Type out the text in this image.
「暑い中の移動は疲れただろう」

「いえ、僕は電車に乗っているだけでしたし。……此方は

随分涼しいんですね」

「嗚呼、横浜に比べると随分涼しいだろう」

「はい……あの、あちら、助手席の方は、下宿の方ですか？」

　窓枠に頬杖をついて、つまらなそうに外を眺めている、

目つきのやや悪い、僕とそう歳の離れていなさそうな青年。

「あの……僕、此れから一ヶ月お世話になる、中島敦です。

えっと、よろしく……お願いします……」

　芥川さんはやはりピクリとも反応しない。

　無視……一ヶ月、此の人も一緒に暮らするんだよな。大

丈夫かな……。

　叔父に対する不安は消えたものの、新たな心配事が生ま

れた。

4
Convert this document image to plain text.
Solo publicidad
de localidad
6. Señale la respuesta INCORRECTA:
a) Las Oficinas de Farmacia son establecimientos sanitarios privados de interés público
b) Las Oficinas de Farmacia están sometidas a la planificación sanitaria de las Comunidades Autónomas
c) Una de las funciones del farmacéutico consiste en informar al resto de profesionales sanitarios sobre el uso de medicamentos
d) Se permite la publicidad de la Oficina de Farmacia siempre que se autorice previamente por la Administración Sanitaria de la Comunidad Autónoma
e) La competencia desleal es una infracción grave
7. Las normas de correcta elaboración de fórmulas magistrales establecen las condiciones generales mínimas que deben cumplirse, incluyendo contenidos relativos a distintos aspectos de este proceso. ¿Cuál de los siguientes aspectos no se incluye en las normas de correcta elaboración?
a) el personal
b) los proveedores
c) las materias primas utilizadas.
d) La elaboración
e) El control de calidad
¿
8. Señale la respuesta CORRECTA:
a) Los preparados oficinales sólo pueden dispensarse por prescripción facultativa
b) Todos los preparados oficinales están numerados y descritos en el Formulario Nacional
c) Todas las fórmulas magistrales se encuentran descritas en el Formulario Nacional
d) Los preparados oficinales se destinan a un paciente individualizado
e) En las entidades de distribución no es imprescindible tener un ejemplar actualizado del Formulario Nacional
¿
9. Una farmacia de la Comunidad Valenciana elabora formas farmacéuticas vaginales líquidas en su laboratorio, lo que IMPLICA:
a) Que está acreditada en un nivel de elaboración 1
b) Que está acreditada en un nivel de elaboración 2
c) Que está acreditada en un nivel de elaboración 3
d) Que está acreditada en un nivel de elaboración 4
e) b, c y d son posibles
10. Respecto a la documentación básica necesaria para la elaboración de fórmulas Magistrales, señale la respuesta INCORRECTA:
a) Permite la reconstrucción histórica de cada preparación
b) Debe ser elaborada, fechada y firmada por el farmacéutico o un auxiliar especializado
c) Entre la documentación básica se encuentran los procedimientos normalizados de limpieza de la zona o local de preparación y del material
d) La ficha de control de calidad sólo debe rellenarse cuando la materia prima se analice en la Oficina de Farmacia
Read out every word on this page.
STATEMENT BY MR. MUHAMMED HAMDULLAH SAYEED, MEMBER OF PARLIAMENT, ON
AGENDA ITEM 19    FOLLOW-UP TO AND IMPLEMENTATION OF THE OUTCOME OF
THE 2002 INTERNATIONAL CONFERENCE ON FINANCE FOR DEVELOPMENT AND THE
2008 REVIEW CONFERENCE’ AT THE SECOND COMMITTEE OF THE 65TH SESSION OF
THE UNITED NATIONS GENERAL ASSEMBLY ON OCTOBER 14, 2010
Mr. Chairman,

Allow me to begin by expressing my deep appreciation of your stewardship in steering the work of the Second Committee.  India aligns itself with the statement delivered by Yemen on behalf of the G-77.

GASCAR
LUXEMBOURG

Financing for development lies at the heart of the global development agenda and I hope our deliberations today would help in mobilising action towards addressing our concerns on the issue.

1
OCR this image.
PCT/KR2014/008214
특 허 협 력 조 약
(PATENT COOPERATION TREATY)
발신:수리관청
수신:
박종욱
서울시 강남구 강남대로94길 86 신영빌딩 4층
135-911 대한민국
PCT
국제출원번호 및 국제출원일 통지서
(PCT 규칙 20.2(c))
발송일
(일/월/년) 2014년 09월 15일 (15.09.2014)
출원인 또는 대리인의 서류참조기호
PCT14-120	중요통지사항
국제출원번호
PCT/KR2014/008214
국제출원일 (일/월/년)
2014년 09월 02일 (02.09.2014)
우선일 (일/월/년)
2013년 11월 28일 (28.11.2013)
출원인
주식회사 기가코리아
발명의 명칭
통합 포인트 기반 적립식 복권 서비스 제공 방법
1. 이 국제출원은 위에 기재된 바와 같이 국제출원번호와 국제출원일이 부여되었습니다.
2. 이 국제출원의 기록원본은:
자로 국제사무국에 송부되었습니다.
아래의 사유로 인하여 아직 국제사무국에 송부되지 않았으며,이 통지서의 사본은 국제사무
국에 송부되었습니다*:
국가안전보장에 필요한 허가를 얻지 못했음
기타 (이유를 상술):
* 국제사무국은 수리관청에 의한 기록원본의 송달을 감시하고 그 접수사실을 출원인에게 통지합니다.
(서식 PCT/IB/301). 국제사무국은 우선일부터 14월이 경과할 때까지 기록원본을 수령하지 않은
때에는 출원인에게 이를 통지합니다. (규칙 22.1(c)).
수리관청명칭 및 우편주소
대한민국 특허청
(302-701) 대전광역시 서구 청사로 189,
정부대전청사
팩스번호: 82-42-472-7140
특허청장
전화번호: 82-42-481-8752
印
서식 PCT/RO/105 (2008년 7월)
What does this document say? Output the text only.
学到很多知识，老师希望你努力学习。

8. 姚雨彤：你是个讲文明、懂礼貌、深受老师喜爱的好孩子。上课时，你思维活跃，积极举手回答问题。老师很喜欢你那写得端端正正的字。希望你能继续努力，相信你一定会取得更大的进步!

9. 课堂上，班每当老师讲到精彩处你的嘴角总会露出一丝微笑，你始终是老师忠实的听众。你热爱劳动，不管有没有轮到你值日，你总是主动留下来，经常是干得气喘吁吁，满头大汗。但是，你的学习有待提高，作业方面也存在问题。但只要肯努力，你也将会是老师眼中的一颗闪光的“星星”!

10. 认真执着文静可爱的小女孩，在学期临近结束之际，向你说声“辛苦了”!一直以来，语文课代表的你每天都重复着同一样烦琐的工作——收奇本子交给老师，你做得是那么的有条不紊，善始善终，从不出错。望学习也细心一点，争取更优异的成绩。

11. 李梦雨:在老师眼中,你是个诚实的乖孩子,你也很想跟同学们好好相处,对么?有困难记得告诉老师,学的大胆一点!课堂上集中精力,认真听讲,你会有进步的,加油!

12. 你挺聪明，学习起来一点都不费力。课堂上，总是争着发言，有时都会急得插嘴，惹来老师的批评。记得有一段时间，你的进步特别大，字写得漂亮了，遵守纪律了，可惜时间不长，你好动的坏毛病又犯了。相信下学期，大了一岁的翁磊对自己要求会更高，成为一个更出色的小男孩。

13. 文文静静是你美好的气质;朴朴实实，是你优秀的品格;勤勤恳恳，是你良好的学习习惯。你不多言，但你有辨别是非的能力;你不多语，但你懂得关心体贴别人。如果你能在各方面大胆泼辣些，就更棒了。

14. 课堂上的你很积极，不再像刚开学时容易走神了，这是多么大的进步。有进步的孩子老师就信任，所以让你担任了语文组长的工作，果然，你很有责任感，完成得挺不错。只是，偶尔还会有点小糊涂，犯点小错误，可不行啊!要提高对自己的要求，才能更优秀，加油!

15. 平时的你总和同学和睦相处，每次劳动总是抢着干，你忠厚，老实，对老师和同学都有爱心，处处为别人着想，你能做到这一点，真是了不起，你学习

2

★ ★ ★ ★ ★

_Exercise requirements_
Print the records above exactly as they appear.

_Answer for the task_
Type out the text in this image.
「暑い中の移動は疲れただろう」

「いえ、僕は電車に乗っているだけでしたし。……此方は

随分涼しいんですね」

「嗚呼、横浜に比べると随分涼しいだろう」

「はい……あの、あちら、助手席の方は、下宿の方ですか？」

　窓枠に頬杖をついて、つまらなそうに外を眺めている、

目つきのやや悪い、僕とそう歳の離れていなさそうな青年。

「あの……僕、此れから一ヶ月お世話になる、中島敦です。

えっと、よろしく……お願いします……」

　芥川さんはやはりピクリとも反応しない。

　無視……一ヶ月、此の人も一緒に暮らするんだよな。大

丈夫かな……。

　叔父に対する不安は消えたものの、新たな心配事が生ま

れた。

4
Convert this document image to plain text.
Solo publicidad
de localidad
6. Señale la respuesta INCORRECTA:
a) Las Oficinas de Farmacia son establecimientos sanitarios privados de interés público
b) Las Oficinas de Farmacia están sometidas a la planificación sanitaria de las Comunidades Autónomas
c) Una de las funciones del farmacéutico consiste en informar al resto de profesionales sanitarios sobre el uso de medicamentos
d) Se permite la publicidad de la Oficina de Farmacia siempre que se autorice previamente por la Administración Sanitaria de la Comunidad Autónoma
e) La competencia desleal es una infracción grave
7. Las normas de correcta elaboración de fórmulas magistrales establecen las condiciones generales mínimas que deben cumplirse, incluyendo contenidos relativos a distintos aspectos de este proceso. ¿Cuál de los siguientes aspectos no se incluye en las normas de correcta elaboración?
a) el personal
b) los proveedores
c) las materias primas utilizadas.
d) La elaboración
e) El control de calidad
¿
8. Señale la respuesta CORRECTA:
a) Los preparados oficinales sólo pueden dispensarse por prescripción facultativa
b) Todos los preparados oficinales están numerados y descritos en el Formulario Nacional
c) Todas las fórmulas magistrales se encuentran descritas en el Formulario Nacional
d) Los preparados oficinales se destinan a un paciente individualizado
e) En las entidades de distribución no es imprescindible tener un ejemplar actualizado del Formulario Nacional
¿
9. Una farmacia de la Comunidad Valenciana elabora formas farmacéuticas vaginales líquidas en su laboratorio, lo que IMPLICA:
a) Que está acreditada en un nivel de elaboración 1
b) Que está acreditada en un nivel de elaboración 2
c) Que está acreditada en un nivel de elaboración 3
d) Que está acreditada en un nivel de elaboración 4
e) b, c y d son posibles
10. Respecto a la documentación básica necesaria para la elaboración de fórmulas Magistrales, señale la respuesta INCORRECTA:
a) Permite la reconstrucción histórica de cada preparación
b) Debe ser elaborada, fechada y firmada por el farmacéutico o un auxiliar especializado
c) Entre la documentación básica se encuentran los procedimientos normalizados de limpieza de la zona o local de preparación y del material
d) La ficha de control de calidad sólo debe rellenarse cuando la materia prima se analice en la Oficina de Farmacia
Read out every word on this page.
STATEMENT BY MR. MUHAMMED HAMDULLAH SAYEED, MEMBER OF PARLIAMENT, ON
AGENDA ITEM 19    FOLLOW-UP TO AND IMPLEMENTATION OF THE OUTCOME OF
THE 2002 INTERNATIONAL CONFERENCE ON FINANCE FOR DEVELOPMENT AND THE
2008 REVIEW CONFERENCE’ AT THE SECOND COMMITTEE OF THE 65TH SESSION OF
THE UNITED NATIONS GENERAL ASSEMBLY ON OCTOBER 14, 2010
Mr. Chairman,

Allow me to begin by expressing my deep appreciation of your stewardship in steering the work of the Second Committee.  India aligns itself with the statement delivered by Yemen on behalf of the G-77.

GASCAR
LUXEMBOURG

Financing for development lies at the heart of the global development agenda and I hope our deliberations today would help in mobilising action towards addressing our concerns on the issue.

1
OCR this image.
PCT/KR2014/008214
특 허 협 력 조 약
(PATENT COOPERATION TREATY)
발신:수리관청
수신:
박종욱
서울시 강남구 강남대로94길 86 신영빌딩 4층
135-911 대한민국
PCT
국제출원번호 및 국제출원일 통지서
(PCT 규칙 20.2(c))
발송일
(일/월/년) 2014년 09월 15일 (15.09.2014)
출원인 또는 대리인의 서류참조기호
PCT14-120	중요통지사항
국제출원번호
PCT/KR2014/008214
국제출원일 (일/월/년)
2014년 09월 02일 (02.09.2014)
우선일 (일/월/년)
2013년 11월 28일 (28.11.2013)
출원인
주식회사 기가코리아
발명의 명칭
통합 포인트 기반 적립식 복권 서비스 제공 방법
1. 이 국제출원은 위에 기재된 바와 같이 국제출원번호와 국제출원일이 부여되었습니다.
2. 이 국제출원의 기록원본은:
자로 국제사무국에 송부되었습니다.
아래의 사유로 인하여 아직 국제사무국에 송부되지 않았으며,이 통지서의 사본은 국제사무
국에 송부되었습니다*:
국가안전보장에 필요한 허가를 얻지 못했음
기타 (이유를 상술):
* 국제사무국은 수리관청에 의한 기록원본의 송달을 감시하고 그 접수사실을 출원인에게 통지합니다.
(서식 PCT/IB/301). 국제사무국은 우선일부터 14월이 경과할 때까지 기록원본을 수령하지 않은
때에는 출원인에게 이를 통지합니다. (규칙 22.1(c)).
수리관청명칭 및 우편주소
대한민국 특허청
(302-701) 대전광역시 서구 청사로 189,
정부대전청사
팩스번호: 82-42-472-7140
특허청장
전화번호: 82-42-481-8752
印
서식 PCT/RO/105 (2008년 7월)
What does this document say? Output the text only.
学到很多知识，老师希望你努力学习。

8. 姚雨彤：你是个讲文明、懂礼貌、深受老师喜爱的好孩子。上课时，你思维活跃，积极举手回答问题。老师很喜欢你那写得端端正正的字。希望你能继续努力，相信你一定会取得更大的进步!

9. 课堂上，班每当老师讲到精彩处你的嘴角总会露出一丝微笑，你始终是老师忠实的听众。你热爱劳动，不管有没有轮到你值日，你总是主动留下来，经常是干得气喘吁吁，满头大汗。但是，你的学习有待提高，作业方面也存在问题。但只要肯努力，你也将会是老师眼中的一颗闪光的“星星”!

10. 认真执着文静可爱的小女孩，在学期临近结束之际，向你说声“辛苦了”!一直以来，语文课代表的你每天都重复着同一样烦琐的工作——收奇本子交给老师，你做得是那么的有条不紊，善始善终，从不出错。望学习也细心一点，争取更优异的成绩。

11. 李梦雨:在老师眼中,你是个诚实的乖孩子,你也很想跟同学们好好相处,对么?有困难记得告诉老师,学的大胆一点!课堂上集中精力,认真听讲,你会有进步的,加油!

12. 你挺聪明，学习起来一点都不费力。课堂上，总是争着发言，有时都会急得插嘴，惹来老师的批评。记得有一段时间，你的进步特别大，字写得漂亮了，遵守纪律了，可惜时间不长，你好动的坏毛病又犯了。相信下学期，大了一岁的翁磊对自己要求会更高，成为一个更出色的小男孩。

13. 文文静静是你美好的气质;朴朴实实，是你优秀的品格;勤勤恳恳，是你良好的学习习惯。你不多言，但你有辨别是非的能力;你不多语，但你懂得关心体贴别人。如果你能在各方面大胆泼辣些，就更棒了。

14. 课堂上的你很积极，不再像刚开学时容易走神了，这是多么大的进步。有进步的孩子老师就信任，所以让你担任了语文组长的工作，果然，你很有责任感，完成得挺不错。只是，偶尔还会有点小糊涂，犯点小错误，可不行啊!要提高对自己的要求，才能更优秀，加油!

15. 平时的你总和同学和睦相处，每次劳动总是抢着干，你忠厚，老实，对老师和同学都有爱心，处处为别人着想，你能做到这一点，真是了不起，你学习

2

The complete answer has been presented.